### STUDY QUESTIONS
**a.** Summarize the passage on multi-objective decision making in two sentences.
**b.** In the passage on multi-objective decision making, what is a coverage set defined to be?
**c.** Carry the passage on multi-objective decision making forward from its final sentence.

### DOCUMENT SECTION
+ + + + + + +

The scenarios we have presented here require explicit multi-objective methods because a priori scalarization of the multi-objective decision problems, and subsequent solving with standard single-objective methods, does not apply. In this book, we focus on the two multi-policy scenarios, i.e., the unknown weights and decision support scenarios, in which the goal of a multi-objective planning method is to produce a coverage set. From this coverage set, the policy that maximizes user utility is selected in the selection phase.
Of course, computing a coverage is in general more difficult than finding a single policy, and thus multi-objective methods are typically more expensive than their single-objective counterparts. It is natural then to wonder whether the complications of a multi-objective approach are merited. After all, many single-objective problems are already intractable. In this book, we take a pragmatic perspective: multi-objective methods are not a panacea and are not always the best option, even if the problem is naturally modeled with multiple objectives. If the scalarization weights are known (or can be reasonably estimated) before planning begins, and a priori scalarization does not yield an intractable problem, then converting a multi-objective problem to a single-objective one may be the best option. However, in any of the many cases where such a conversion is not possible or practical, then the multi-objective methods discussed in this book may prove indispensable.
1.2 UTILITY-BASED APPROACH
The goal of solving all—including multi-objective—decision problems is to maximize user utility. However, in the unknown weights and decision support scenarios, we cannot optimize user utility directly because, at the time when planning or learning takes place, the parameters w of the scalarization function f, which maps the multi-objective values to a scalar utility, are unknown. Therefore, we must compute a coverage set: a set of policies such that, for every possible scalarization, a maximizing policy is in the set (see Definition 3.5).

+ + + + + + +

Rows from a data collection:
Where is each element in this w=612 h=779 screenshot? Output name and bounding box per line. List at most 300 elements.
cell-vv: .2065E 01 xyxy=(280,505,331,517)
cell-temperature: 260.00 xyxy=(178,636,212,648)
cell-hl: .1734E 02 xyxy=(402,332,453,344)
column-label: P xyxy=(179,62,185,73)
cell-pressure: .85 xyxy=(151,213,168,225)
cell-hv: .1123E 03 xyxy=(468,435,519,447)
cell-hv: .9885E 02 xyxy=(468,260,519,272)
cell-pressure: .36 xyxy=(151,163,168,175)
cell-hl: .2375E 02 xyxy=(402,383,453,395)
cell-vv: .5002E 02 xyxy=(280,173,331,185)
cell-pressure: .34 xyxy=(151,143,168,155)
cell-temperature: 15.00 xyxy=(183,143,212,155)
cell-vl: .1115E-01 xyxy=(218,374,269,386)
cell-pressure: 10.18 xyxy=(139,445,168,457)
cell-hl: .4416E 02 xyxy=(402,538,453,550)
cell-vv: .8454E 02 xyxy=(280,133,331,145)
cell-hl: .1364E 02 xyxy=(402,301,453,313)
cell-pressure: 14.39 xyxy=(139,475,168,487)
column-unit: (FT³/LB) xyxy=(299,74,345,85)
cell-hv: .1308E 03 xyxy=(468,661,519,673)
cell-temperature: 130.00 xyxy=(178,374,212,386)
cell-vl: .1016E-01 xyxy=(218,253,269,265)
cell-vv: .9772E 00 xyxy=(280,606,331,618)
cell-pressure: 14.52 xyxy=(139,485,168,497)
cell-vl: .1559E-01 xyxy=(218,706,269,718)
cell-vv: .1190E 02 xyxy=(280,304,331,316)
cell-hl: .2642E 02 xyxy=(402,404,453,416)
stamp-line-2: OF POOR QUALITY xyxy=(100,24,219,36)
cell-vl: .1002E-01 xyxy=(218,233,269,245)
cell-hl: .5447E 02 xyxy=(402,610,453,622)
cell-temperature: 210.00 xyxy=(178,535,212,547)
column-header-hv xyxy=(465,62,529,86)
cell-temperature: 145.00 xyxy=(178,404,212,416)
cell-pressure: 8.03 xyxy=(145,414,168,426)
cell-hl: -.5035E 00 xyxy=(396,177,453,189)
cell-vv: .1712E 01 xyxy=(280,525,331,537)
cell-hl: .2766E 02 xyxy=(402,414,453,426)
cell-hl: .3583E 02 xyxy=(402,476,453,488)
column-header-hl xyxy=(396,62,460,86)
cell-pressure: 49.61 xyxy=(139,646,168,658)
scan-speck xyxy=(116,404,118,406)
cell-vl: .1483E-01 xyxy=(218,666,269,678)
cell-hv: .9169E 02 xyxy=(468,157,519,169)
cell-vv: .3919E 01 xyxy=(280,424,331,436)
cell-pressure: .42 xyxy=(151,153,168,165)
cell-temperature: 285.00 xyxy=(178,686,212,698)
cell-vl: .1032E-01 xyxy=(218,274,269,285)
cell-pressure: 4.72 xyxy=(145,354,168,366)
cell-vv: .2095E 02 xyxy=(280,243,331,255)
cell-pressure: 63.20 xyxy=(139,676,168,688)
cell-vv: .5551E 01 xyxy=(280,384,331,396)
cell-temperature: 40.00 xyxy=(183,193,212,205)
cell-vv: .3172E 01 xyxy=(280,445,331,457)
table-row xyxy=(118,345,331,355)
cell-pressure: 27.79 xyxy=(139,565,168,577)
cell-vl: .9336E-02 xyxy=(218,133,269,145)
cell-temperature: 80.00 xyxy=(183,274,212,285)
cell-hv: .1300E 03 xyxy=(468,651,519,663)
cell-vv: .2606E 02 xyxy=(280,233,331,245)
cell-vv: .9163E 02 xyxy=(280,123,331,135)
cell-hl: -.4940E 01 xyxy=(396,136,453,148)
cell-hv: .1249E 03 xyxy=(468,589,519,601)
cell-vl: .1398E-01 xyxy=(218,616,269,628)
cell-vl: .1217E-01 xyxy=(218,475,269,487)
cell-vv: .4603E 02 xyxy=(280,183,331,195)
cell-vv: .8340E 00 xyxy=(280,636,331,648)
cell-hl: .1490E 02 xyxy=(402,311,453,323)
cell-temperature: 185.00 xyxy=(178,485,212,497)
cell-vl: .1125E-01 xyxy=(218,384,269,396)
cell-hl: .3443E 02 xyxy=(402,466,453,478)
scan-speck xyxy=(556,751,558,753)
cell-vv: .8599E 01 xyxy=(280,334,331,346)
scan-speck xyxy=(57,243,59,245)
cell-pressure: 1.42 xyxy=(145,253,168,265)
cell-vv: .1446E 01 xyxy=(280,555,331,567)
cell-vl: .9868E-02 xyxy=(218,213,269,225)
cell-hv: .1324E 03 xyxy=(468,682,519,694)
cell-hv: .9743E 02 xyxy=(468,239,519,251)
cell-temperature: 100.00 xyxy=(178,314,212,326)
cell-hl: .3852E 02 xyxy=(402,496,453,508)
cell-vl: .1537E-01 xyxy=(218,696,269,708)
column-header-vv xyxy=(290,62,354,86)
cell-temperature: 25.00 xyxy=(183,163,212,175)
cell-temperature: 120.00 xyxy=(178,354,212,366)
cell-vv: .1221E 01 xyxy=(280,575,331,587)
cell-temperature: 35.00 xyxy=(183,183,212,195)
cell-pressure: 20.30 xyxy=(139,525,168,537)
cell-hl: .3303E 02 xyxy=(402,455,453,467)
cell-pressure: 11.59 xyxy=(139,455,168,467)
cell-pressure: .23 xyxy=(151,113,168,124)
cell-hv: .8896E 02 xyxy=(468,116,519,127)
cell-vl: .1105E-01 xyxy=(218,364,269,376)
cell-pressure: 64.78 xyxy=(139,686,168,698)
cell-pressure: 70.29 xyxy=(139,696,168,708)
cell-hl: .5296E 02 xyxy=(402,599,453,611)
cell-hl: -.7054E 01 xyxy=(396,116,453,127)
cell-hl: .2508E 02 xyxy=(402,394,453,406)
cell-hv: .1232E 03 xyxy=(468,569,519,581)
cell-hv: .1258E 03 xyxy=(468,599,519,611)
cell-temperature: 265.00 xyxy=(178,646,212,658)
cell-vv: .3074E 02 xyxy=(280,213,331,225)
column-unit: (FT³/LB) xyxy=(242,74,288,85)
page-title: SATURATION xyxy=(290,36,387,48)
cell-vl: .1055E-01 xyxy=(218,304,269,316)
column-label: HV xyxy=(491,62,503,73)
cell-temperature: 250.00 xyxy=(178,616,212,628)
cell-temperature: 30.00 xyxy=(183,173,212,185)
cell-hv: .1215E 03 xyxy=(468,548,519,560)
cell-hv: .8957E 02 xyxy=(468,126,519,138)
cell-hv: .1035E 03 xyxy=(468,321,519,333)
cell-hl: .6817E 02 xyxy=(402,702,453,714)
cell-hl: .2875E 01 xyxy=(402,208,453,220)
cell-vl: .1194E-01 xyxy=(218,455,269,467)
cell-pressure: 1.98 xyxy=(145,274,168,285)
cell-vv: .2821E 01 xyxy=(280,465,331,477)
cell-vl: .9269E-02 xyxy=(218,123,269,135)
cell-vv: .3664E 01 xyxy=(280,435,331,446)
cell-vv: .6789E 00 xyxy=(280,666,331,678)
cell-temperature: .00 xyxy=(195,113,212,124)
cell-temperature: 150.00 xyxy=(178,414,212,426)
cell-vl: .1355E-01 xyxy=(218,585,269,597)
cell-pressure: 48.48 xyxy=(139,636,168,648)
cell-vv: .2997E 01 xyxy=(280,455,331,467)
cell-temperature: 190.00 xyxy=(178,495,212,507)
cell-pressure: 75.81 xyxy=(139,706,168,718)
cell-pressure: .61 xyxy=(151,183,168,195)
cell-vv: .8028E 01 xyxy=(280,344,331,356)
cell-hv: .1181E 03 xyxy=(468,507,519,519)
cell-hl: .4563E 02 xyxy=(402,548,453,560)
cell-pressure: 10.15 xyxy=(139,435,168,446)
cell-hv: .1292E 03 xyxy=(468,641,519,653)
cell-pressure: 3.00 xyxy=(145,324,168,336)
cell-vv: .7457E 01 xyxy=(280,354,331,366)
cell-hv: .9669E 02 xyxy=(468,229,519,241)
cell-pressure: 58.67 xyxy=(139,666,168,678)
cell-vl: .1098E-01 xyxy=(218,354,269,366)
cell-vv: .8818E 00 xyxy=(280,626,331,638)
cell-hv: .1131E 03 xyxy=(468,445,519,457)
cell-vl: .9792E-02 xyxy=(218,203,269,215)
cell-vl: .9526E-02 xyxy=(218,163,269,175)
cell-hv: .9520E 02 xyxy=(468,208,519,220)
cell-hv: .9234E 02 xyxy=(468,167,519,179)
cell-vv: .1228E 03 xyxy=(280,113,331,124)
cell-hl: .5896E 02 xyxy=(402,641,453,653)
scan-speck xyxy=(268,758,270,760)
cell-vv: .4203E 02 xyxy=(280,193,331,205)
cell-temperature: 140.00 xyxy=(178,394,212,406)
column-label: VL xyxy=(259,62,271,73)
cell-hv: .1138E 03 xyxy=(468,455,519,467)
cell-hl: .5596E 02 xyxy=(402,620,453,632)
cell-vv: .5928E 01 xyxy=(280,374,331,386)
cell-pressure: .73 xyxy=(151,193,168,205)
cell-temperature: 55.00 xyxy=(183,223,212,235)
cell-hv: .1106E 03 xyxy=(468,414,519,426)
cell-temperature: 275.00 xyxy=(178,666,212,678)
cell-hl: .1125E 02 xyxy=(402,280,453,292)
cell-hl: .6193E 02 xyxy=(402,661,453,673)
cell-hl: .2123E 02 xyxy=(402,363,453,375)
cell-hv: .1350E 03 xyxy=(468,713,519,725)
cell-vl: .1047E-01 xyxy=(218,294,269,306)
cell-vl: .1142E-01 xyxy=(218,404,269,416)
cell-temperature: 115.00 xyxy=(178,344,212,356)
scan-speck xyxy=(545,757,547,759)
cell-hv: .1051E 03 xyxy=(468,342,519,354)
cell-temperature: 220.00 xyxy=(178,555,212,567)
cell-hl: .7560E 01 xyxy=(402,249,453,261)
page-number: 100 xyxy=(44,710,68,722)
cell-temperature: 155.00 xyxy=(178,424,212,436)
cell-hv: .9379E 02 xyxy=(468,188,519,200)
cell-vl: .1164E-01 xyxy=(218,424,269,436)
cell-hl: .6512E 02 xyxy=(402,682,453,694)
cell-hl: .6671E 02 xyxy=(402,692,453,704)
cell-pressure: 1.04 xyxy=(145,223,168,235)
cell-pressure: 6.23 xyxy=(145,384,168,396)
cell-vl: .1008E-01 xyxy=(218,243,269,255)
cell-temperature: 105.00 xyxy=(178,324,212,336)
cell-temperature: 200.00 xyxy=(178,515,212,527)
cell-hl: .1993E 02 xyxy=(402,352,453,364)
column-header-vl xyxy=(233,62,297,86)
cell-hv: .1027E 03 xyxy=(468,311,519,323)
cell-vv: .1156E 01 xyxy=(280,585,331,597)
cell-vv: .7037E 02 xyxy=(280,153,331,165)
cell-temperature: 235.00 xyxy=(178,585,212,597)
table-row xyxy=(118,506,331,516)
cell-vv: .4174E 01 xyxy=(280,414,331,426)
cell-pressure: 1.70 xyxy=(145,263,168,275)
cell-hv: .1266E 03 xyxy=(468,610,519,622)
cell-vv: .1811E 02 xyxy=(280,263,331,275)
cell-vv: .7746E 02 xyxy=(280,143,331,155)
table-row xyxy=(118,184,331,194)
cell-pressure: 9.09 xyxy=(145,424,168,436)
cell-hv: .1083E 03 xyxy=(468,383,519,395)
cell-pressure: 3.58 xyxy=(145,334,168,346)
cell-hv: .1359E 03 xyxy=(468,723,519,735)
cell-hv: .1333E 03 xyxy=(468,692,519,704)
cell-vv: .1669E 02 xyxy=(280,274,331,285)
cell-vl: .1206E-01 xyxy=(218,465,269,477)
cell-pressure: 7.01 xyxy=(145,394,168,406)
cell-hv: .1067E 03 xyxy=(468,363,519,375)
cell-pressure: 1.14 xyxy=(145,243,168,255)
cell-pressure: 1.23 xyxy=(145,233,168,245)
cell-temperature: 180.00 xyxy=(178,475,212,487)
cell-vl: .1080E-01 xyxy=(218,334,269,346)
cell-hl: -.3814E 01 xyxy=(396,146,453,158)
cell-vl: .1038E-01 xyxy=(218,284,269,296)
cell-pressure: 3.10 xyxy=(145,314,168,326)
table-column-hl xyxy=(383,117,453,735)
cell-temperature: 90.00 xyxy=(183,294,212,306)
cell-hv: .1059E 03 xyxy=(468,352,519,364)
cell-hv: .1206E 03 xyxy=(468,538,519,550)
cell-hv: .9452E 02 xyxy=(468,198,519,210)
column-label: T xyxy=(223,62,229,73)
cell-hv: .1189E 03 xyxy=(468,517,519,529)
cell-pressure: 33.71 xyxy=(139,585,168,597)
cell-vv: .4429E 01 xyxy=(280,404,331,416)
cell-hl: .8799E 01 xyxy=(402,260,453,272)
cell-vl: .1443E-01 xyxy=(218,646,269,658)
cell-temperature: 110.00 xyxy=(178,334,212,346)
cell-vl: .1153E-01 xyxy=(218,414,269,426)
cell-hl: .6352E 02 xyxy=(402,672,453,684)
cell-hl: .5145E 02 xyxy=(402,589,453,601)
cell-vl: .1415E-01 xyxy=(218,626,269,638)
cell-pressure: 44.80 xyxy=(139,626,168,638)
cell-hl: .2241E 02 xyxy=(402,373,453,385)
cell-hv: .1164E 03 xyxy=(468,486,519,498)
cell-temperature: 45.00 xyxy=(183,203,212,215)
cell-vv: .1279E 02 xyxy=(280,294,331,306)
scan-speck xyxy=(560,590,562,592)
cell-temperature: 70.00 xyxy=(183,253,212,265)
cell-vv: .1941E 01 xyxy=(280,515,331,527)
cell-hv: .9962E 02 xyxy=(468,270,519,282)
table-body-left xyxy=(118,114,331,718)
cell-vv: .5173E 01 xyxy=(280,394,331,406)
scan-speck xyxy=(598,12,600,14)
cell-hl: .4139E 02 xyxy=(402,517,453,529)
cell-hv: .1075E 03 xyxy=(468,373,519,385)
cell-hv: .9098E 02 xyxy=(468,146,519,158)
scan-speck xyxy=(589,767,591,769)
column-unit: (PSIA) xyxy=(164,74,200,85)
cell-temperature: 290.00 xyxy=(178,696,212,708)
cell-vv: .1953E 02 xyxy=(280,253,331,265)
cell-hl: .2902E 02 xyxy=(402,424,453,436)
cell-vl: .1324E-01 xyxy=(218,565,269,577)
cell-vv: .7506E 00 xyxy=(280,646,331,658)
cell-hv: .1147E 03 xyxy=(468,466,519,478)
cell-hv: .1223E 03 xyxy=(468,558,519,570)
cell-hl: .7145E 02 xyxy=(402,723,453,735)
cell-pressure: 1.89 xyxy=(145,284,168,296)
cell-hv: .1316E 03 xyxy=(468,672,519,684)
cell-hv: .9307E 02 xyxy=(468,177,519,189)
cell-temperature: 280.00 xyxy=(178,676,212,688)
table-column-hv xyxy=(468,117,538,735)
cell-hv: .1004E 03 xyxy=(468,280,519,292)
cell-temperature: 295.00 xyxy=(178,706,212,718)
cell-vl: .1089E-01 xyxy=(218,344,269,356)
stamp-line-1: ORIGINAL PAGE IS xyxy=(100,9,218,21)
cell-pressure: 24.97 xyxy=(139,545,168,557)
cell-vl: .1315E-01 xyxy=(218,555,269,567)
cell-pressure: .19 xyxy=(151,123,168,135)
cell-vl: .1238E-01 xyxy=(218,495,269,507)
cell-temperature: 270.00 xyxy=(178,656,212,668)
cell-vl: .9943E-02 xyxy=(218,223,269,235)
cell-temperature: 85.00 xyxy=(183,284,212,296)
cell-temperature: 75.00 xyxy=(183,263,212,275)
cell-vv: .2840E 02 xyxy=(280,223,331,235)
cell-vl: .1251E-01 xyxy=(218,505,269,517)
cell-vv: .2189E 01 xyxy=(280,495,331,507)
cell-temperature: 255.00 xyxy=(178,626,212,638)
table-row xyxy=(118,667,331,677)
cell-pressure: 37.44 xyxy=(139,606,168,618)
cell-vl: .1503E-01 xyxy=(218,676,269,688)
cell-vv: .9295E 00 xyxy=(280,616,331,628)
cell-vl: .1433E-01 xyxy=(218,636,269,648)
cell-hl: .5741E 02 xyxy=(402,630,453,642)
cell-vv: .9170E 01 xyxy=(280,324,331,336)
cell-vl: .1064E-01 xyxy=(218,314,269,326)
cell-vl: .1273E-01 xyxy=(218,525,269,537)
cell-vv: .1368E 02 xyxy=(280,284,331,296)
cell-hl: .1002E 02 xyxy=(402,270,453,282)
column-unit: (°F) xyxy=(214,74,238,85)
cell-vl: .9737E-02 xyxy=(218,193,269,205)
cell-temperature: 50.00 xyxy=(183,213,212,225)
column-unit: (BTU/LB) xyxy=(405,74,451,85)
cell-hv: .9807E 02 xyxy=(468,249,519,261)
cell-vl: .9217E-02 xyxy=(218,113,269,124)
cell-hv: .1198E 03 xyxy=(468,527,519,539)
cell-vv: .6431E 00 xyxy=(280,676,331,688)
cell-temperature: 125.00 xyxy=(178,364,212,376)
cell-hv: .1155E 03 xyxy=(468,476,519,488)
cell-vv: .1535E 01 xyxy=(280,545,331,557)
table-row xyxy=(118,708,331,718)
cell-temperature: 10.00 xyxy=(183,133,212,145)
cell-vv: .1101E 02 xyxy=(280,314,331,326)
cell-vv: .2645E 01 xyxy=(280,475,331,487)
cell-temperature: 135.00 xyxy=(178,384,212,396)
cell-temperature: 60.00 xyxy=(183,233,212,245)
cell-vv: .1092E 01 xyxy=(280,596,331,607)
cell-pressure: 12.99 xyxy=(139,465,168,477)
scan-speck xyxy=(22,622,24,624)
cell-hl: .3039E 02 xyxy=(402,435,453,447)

+ + + + + + +

### RESPONSES
**a.** In the unknown weights and decision support scenarios, the scalarization weights are unknown when planning takes place, so a multi-objective planning method must produce a coverage set from which the policy that maximizes user utility is later selected. Computing a coverage set is generally more expensive than finding a single policy, so converting to a single-objective problem may be the best option when the weights are known or can be reasonably estimated and a priori scalarization does not yield an intractable problem.

**b.** A set of policies such that, for every possible scalarization, a maximizing policy is in the set.

**c.**
In this book, we argue that which policies should be included in the coverage set should be derived from what we know about f. We call this the utility-based approach, in contrast to the axiomatic approach that axiomatically assumes the coverage set is the Pareto front, which we define formally in Chapter 3. In short, the Pareto front is the set of all policies for which there is no other policy that has at least equal value in all objectives and has a higher value in at least one objective. Indeed, the Pareto front contains at least one optimal policy for most, if not all, scalarization functions that occur in practice. However, we argue that, while the Pareto front is sufficient, it is often not necessary. In fact, we show in Chapter 3 that the full Pareto front is required only in the special case where the scalarization function is nonlinear and policies must be deterministic. A utility-based approach thus often results in a much smaller coverage set, which is typically less expensive to compute and easier for the user to examine.
Another advantage of the utility-based approach is that it is possible to derive how much utility is maximally lost when an exact coverage set cannot be computed [Zintgraf et al., 2015]. Such bounds are often crucial for a meaningful interpretation of the quality of approximate methods for decision-theoretic planning or learning, especially when comparing algorithms [Oliehoek et al., 2015]. Furthermore, the bounds provide insight into the quality and reliability of the selected final policy.
1We provide a formal definition of the term coverage set in Chapter 3, Definition 3.5.
2This abbreviation is also used for mixed-observability MDPs [Ong et al., 2010], which we do not consider here; we use the abbreviation MOMDPs solely for multi-objective MDPs.